• [WHAT TO DO] Copy each line below exactly and leave the pictures out.

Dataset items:

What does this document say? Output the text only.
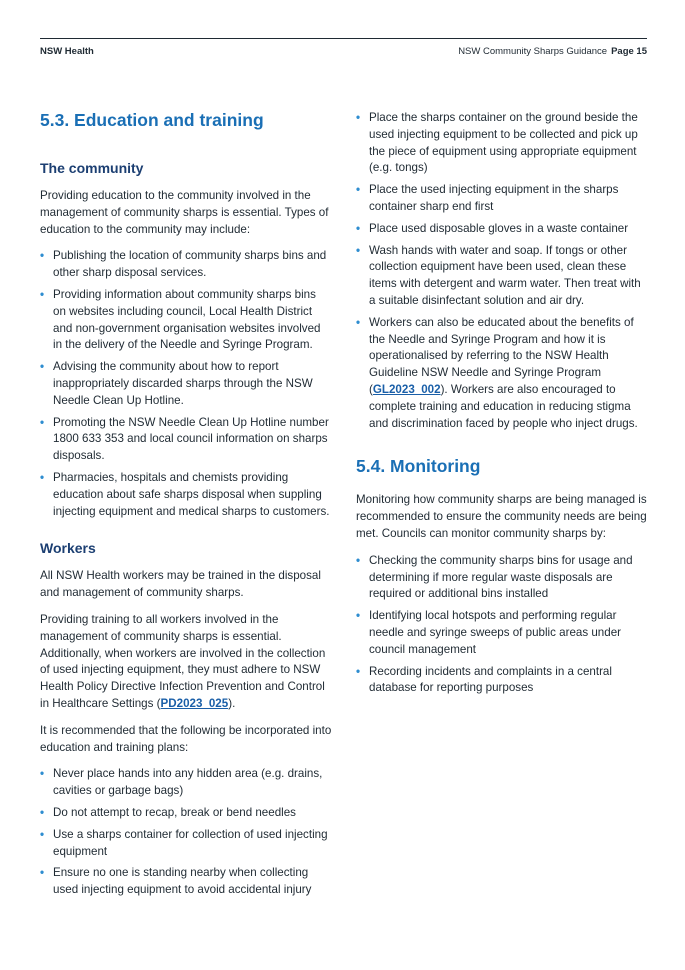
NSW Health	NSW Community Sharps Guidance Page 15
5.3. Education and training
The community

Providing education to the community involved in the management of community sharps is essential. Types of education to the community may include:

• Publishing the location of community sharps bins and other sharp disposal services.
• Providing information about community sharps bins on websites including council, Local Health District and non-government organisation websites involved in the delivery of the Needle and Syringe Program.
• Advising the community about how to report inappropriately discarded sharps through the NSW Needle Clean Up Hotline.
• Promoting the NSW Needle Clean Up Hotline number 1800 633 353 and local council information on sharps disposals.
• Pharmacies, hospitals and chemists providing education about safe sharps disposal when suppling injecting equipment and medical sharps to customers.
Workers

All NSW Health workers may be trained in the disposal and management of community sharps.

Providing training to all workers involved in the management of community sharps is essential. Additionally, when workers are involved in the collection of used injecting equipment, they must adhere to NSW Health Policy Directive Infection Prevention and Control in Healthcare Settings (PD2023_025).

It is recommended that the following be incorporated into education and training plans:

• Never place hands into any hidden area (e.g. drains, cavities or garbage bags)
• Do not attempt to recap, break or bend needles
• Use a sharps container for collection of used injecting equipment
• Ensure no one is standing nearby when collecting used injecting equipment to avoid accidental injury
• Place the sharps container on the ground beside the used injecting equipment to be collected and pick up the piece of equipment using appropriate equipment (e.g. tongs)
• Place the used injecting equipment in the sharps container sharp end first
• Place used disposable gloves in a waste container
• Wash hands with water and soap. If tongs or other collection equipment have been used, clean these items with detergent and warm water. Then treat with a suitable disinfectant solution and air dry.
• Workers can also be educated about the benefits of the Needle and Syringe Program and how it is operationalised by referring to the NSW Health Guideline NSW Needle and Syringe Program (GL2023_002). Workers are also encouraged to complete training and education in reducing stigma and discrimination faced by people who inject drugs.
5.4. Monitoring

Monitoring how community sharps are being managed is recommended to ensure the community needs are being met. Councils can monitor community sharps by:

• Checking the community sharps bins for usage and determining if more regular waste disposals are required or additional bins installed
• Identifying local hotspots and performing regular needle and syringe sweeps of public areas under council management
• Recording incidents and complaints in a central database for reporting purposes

• [SOLUTION BELOW]
What does this document say? Output the text only.
NSW Health	NSW Community Sharps Guidance Page 15
5.3. Education and training
The community

Providing education to the community involved in the management of community sharps is essential. Types of education to the community may include:

• Publishing the location of community sharps bins and other sharp disposal services.
• Providing information about community sharps bins on websites including council, Local Health District and non-government organisation websites involved in the delivery of the Needle and Syringe Program.
• Advising the community about how to report inappropriately discarded sharps through the NSW Needle Clean Up Hotline.
• Promoting the NSW Needle Clean Up Hotline number 1800 633 353 and local council information on sharps disposals.
• Pharmacies, hospitals and chemists providing education about safe sharps disposal when suppling injecting equipment and medical sharps to customers.
Workers

All NSW Health workers may be trained in the disposal and management of community sharps.

Providing training to all workers involved in the management of community sharps is essential. Additionally, when workers are involved in the collection of used injecting equipment, they must adhere to NSW Health Policy Directive Infection Prevention and Control in Healthcare Settings (PD2023_025).

It is recommended that the following be incorporated into education and training plans:

• Never place hands into any hidden area (e.g. drains, cavities or garbage bags)
• Do not attempt to recap, break or bend needles
• Use a sharps container for collection of used injecting equipment
• Ensure no one is standing nearby when collecting used injecting equipment to avoid accidental injury
• Place the sharps container on the ground beside the used injecting equipment to be collected and pick up the piece of equipment using appropriate equipment (e.g. tongs)
• Place the used injecting equipment in the sharps container sharp end first
• Place used disposable gloves in a waste container
• Wash hands with water and soap. If tongs or other collection equipment have been used, clean these items with detergent and warm water. Then treat with a suitable disinfectant solution and air dry.
• Workers can also be educated about the benefits of the Needle and Syringe Program and how it is operationalised by referring to the NSW Health Guideline NSW Needle and Syringe Program (GL2023_002). Workers are also encouraged to complete training and education in reducing stigma and discrimination faced by people who inject drugs.
5.4. Monitoring

Monitoring how community sharps are being managed is recommended to ensure the community needs are being met. Councils can monitor community sharps by:

• Checking the community sharps bins for usage and determining if more regular waste disposals are required or additional bins installed
• Identifying local hotspots and performing regular needle and syringe sweeps of public areas under council management
• Recording incidents and complaints in a central database for reporting purposes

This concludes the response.